Work to complete >>
Reproduce the material in full, unchanged.

Supplied information >>
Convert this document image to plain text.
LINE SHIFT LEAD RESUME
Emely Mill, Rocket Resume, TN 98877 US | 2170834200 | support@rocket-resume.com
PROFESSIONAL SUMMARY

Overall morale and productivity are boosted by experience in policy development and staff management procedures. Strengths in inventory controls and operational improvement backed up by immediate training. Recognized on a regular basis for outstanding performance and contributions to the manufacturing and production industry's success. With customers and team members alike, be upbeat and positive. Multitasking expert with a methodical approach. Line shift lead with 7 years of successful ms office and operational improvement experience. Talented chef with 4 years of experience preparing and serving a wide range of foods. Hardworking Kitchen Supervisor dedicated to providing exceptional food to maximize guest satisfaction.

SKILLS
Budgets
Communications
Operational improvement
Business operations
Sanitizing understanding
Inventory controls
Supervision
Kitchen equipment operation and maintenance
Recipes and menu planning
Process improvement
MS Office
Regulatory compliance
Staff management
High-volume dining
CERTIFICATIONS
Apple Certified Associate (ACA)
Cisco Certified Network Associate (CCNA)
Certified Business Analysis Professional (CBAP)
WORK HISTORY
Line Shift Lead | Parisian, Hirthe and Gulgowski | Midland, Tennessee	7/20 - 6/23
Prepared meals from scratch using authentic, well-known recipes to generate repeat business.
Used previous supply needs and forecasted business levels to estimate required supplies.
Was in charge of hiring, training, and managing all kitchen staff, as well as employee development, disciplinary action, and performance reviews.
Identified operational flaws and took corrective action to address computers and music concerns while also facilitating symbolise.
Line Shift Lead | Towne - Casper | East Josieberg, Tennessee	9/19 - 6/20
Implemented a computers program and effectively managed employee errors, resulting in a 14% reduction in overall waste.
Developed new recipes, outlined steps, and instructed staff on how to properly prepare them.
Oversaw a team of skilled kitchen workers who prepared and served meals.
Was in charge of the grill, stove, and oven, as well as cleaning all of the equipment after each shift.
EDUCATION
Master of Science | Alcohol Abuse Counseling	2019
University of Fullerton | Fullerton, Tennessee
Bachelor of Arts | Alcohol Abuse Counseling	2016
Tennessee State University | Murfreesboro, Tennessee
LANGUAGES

Solution >>
Convert this document image to plain text.
LINE SHIFT LEAD RESUME
Emely Mill, Rocket Resume, TN 98877 US | 2170834200 | support@rocket-resume.com
PROFESSIONAL SUMMARY

Overall morale and productivity are boosted by experience in policy development and staff management procedures. Strengths in inventory controls and operational improvement backed up by immediate training. Recognized on a regular basis for outstanding performance and contributions to the manufacturing and production industry's success. With customers and team members alike, be upbeat and positive. Multitasking expert with a methodical approach. Line shift lead with 7 years of successful ms office and operational improvement experience. Talented chef with 4 years of experience preparing and serving a wide range of foods. Hardworking Kitchen Supervisor dedicated to providing exceptional food to maximize guest satisfaction.

SKILLS
Budgets
Communications
Operational improvement
Business operations
Sanitizing understanding
Inventory controls
Supervision
Kitchen equipment operation and maintenance
Recipes and menu planning
Process improvement
MS Office
Regulatory compliance
Staff management
High-volume dining
CERTIFICATIONS
Apple Certified Associate (ACA)
Cisco Certified Network Associate (CCNA)
Certified Business Analysis Professional (CBAP)
WORK HISTORY
Line Shift Lead | Parisian, Hirthe and Gulgowski | Midland, Tennessee	7/20 - 6/23
Prepared meals from scratch using authentic, well-known recipes to generate repeat business.
Used previous supply needs and forecasted business levels to estimate required supplies.
Was in charge of hiring, training, and managing all kitchen staff, as well as employee development, disciplinary action, and performance reviews.
Identified operational flaws and took corrective action to address computers and music concerns while also facilitating symbolise.
Line Shift Lead | Towne - Casper | East Josieberg, Tennessee	9/19 - 6/20
Implemented a computers program and effectively managed employee errors, resulting in a 14% reduction in overall waste.
Developed new recipes, outlined steps, and instructed staff on how to properly prepare them.
Oversaw a team of skilled kitchen workers who prepared and served meals.
Was in charge of the grill, stove, and oven, as well as cleaning all of the equipment after each shift.
EDUCATION
Master of Science | Alcohol Abuse Counseling	2019
University of Fullerton | Fullerton, Tennessee
Bachelor of Arts | Alcohol Abuse Counseling	2016
Tennessee State University | Murfreesboro, Tennessee
LANGUAGES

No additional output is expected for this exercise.